### Work required
Find and copy lines holding "JSON".

### Supplied records

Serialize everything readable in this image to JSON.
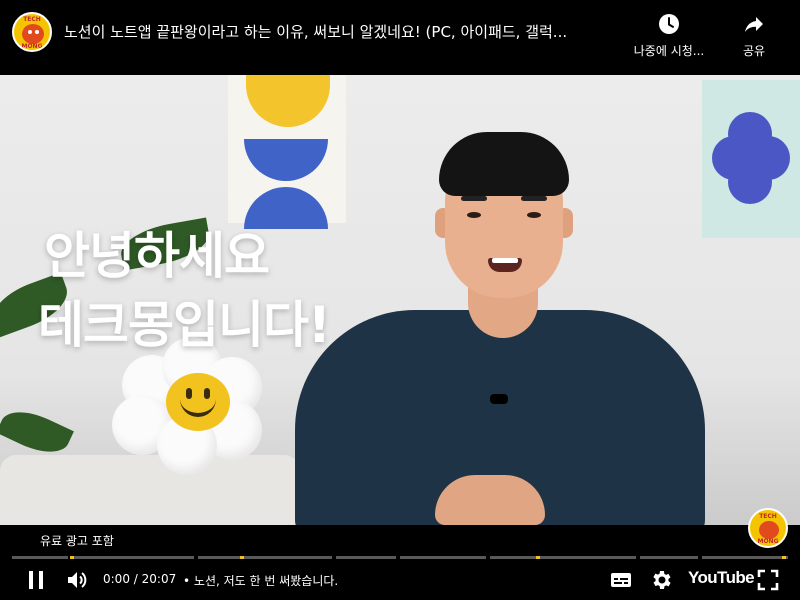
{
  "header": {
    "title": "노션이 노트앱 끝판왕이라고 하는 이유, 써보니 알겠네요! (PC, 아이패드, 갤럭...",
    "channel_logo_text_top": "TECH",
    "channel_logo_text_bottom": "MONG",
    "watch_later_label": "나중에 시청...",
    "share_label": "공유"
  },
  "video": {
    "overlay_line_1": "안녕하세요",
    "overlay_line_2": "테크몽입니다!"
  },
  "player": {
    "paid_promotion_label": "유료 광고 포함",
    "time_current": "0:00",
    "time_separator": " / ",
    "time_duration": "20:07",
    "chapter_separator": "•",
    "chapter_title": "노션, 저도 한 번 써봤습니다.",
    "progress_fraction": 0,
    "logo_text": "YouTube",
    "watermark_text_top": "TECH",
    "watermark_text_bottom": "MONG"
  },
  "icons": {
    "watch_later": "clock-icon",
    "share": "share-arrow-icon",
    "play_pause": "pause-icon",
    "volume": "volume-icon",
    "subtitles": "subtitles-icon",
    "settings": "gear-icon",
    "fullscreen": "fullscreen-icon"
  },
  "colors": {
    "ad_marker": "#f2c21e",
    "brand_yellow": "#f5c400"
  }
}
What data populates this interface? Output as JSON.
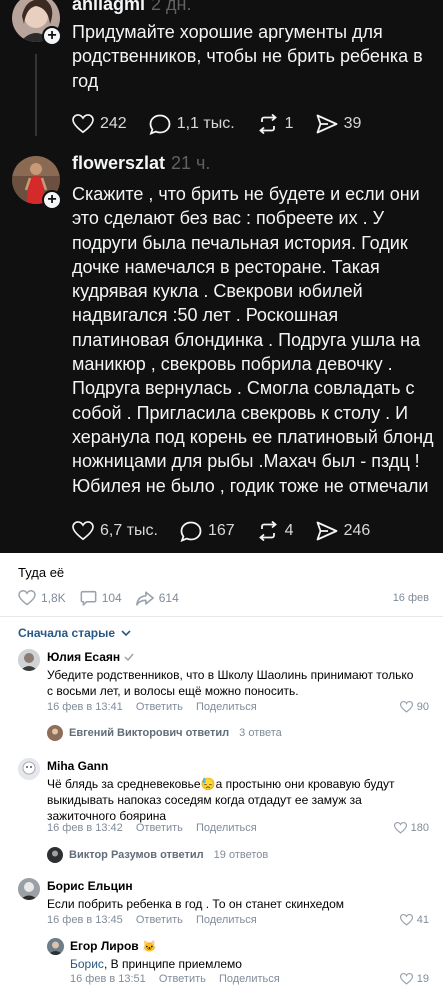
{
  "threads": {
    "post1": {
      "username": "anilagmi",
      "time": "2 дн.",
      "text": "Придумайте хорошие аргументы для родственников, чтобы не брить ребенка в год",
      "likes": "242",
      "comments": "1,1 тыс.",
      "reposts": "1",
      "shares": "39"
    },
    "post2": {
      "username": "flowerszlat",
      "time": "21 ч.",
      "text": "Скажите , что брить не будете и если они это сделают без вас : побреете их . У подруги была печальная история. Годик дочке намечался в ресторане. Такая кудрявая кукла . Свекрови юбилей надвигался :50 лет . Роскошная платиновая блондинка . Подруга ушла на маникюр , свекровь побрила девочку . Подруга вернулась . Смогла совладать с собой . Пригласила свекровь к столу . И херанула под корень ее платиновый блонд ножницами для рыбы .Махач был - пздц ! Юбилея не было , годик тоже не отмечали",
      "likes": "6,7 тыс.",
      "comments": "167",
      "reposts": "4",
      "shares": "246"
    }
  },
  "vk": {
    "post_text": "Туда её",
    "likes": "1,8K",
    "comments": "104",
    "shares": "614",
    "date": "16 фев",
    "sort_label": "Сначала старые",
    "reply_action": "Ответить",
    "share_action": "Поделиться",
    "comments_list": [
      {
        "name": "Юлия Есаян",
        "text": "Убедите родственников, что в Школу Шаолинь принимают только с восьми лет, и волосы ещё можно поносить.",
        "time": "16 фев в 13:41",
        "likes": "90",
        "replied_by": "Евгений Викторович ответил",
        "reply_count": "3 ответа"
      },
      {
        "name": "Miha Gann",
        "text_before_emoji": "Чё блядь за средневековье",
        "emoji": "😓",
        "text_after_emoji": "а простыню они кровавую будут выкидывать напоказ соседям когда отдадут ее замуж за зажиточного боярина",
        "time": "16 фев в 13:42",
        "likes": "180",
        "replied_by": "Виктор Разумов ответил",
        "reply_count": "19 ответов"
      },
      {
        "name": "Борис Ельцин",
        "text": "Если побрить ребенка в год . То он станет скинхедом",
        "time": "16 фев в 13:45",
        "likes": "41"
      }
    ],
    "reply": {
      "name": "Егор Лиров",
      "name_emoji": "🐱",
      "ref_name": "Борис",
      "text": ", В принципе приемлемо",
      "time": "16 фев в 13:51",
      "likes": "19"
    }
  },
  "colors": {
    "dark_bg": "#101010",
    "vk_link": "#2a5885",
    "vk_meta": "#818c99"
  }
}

---

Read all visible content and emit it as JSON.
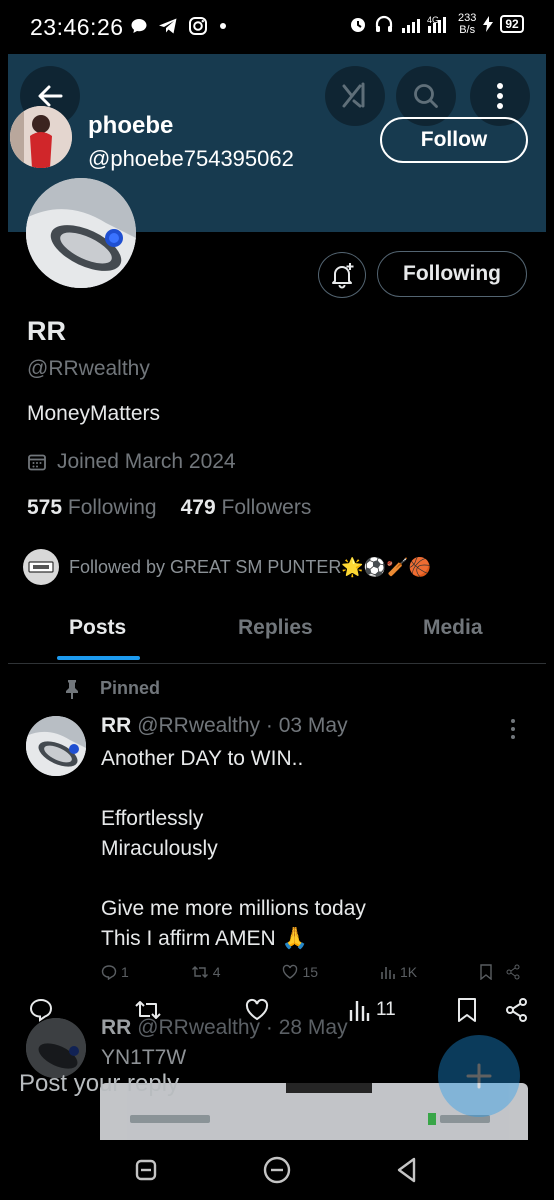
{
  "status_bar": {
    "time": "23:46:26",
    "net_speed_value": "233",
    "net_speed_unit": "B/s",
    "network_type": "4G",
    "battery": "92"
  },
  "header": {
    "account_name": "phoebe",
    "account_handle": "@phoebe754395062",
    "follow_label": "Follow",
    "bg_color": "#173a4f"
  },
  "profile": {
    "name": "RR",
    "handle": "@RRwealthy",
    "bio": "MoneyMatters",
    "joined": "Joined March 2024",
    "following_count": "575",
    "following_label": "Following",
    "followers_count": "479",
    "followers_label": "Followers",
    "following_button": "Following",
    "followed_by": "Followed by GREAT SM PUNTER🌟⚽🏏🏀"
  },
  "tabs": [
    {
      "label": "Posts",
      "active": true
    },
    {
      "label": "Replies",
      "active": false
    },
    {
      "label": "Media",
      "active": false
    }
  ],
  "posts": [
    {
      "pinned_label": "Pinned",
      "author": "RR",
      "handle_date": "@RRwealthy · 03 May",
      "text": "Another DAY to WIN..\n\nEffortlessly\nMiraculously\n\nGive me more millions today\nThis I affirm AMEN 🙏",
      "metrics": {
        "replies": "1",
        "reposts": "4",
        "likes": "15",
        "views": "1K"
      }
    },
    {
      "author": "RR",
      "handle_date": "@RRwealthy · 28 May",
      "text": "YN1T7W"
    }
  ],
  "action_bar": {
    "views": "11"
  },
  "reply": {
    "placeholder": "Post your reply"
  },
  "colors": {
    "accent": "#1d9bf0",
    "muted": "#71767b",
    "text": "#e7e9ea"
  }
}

### Solution to this problem
Serialize everything readable in this image to JSON.
What data populates this interface? Output as JSON.
Read all visible content and emit it as JSON.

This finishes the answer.